[Text shown]

--- Start ---

In addition to the cornering ABS mentioned above, new for 2017 are clutchless downshifts (in addition to upshifts) and on-the-fly wheelie control adjustment. There’s also rear-wheel-lift mitigation, launch control with three settings and a pit lane speed limiter. Not everything is about performance, though. Aprilia also now includes cruise control. A joystick has been added to the left controls to make navigation of all these features on the TFT display a walk in the park.

Aprilia handlebar control
On the left handlebar you can see the switch for the pit lane speed limiter and the small joystick switch used to toggle through the menu on the TFT display. Aprilia photo.

Aprilia has set MSRP in the United States at $16,999 for the RR and $22,999 for the RF.

Testing the RSV4

One of the stories at this year’s MotoGP Red Bull Grand Prix of the Americas was the new bumpiness of the track, caused by the car racing that takes place at COTA. I’m thankful I started the day at COTA testing the RSV4 RR before I mounted the RF because it gave me a better idea of where those bumps were hiding. The RR’s Sachs suspension is very good, but it couldn’t hide the bumps like the Öhlins kit on the RF, which felt so much smoother.

--- End ---

[Raw data]
--- Start ---

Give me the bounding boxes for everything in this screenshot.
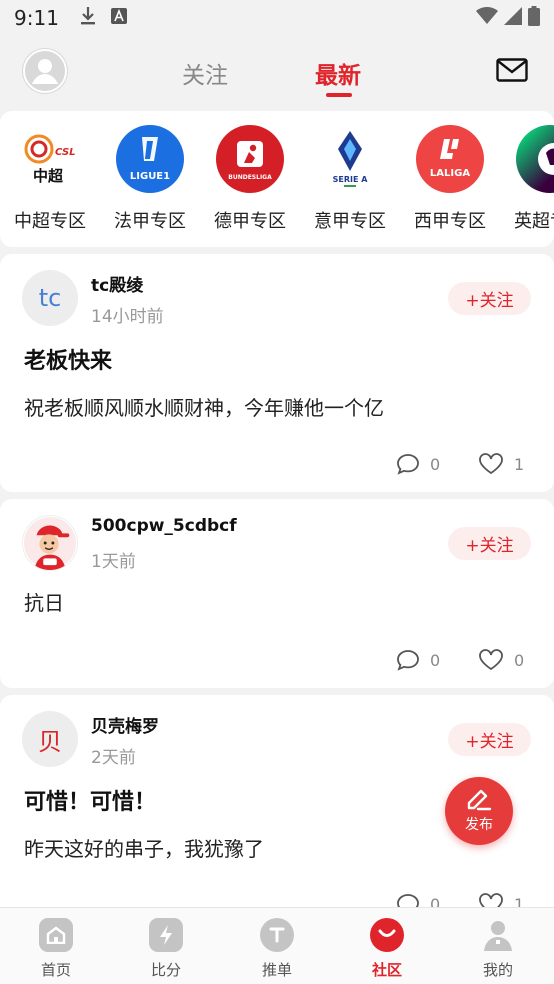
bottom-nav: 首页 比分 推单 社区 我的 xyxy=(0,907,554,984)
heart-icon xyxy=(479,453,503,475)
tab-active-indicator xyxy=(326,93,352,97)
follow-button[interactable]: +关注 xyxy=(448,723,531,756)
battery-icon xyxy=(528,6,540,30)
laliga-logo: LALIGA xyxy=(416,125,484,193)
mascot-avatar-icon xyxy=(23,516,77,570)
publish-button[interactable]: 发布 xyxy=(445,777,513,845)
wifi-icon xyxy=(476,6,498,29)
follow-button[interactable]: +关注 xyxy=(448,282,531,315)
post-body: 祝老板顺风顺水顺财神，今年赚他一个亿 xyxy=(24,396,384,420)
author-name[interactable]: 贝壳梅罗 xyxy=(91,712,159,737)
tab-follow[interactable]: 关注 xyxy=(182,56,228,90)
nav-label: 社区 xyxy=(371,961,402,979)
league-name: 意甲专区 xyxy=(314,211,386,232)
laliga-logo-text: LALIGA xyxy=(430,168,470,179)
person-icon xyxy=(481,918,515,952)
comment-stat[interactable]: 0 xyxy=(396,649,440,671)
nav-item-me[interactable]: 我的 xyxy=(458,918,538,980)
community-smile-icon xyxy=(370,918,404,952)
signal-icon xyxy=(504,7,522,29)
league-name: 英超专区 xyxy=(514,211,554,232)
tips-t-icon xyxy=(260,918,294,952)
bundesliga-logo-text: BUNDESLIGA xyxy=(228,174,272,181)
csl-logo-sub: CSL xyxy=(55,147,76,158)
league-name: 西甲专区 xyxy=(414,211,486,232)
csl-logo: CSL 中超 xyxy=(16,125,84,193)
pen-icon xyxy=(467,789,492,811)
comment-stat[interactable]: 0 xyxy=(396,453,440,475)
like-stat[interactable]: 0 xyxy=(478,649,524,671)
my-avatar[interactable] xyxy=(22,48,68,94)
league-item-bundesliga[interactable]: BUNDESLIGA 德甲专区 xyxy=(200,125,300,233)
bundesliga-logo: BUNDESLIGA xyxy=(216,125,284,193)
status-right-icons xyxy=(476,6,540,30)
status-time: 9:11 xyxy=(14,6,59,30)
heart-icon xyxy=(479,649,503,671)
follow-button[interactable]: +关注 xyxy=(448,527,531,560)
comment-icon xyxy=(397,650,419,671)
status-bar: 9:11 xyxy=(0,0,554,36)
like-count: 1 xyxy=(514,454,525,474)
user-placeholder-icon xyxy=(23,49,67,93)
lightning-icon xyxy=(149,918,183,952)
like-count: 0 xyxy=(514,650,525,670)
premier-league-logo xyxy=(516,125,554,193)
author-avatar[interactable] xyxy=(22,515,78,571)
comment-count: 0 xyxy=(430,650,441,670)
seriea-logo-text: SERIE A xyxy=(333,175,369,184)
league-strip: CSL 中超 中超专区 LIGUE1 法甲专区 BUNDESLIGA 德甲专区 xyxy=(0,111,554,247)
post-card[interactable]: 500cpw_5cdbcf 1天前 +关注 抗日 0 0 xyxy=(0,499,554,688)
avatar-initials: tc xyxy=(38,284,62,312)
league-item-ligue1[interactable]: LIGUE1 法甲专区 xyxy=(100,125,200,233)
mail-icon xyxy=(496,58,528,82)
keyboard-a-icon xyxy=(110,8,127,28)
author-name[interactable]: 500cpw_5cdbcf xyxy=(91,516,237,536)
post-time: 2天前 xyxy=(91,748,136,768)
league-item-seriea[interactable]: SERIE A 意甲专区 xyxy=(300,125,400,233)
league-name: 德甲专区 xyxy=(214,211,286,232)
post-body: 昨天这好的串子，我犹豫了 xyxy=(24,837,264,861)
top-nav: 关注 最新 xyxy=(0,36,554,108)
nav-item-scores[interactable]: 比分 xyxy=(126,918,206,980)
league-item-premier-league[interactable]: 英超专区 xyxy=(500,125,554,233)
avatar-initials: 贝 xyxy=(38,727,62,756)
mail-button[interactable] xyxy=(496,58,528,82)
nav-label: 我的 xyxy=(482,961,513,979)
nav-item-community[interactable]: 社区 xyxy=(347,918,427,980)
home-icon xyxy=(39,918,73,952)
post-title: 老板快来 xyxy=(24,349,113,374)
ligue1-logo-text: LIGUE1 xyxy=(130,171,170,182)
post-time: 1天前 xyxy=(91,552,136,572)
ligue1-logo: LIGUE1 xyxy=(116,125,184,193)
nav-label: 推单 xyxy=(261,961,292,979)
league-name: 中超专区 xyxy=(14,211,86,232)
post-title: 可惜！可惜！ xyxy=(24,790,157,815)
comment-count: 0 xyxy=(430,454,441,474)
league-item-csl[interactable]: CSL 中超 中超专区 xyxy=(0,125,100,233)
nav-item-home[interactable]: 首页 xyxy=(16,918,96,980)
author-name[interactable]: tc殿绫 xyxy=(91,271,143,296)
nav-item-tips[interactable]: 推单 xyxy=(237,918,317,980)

--- End ---

[What to do]
- a) Rewrite the motorcycle review from "In addition to the" to "display. Aprilia photo.", renaming "joystick" as "thumb stick" wherever it appears.
- b) Put this sentence from the motorcycle review into Spanish: "Aprilia also now includes cruise control."
- c) According to the motorcycle review, what MSRP has Aprilia set in the United States for the RF?
The records can be left aside.

[Outputs in order]
- a)
In addition to the cornering ABS mentioned above, new for 2017 are clutchless downshifts (in addition to upshifts) and on-the-fly wheelie control adjustment. There’s also rear-wheel-lift mitigation, launch control with three settings and a pit lane speed limiter. Not everything is about performance, though. Aprilia also now includes cruise control. A thumb stick has been added to the left controls to make navigation of all these features on the TFT display a walk in the park.

Aprilia handlebar control
On the left handlebar you can see the switch for the pit lane speed limiter and the small thumb stick switch used to toggle through the menu on the TFT display. Aprilia photo.

- b) Aprilia ahora también incluye control de crucero.

- c) $22,999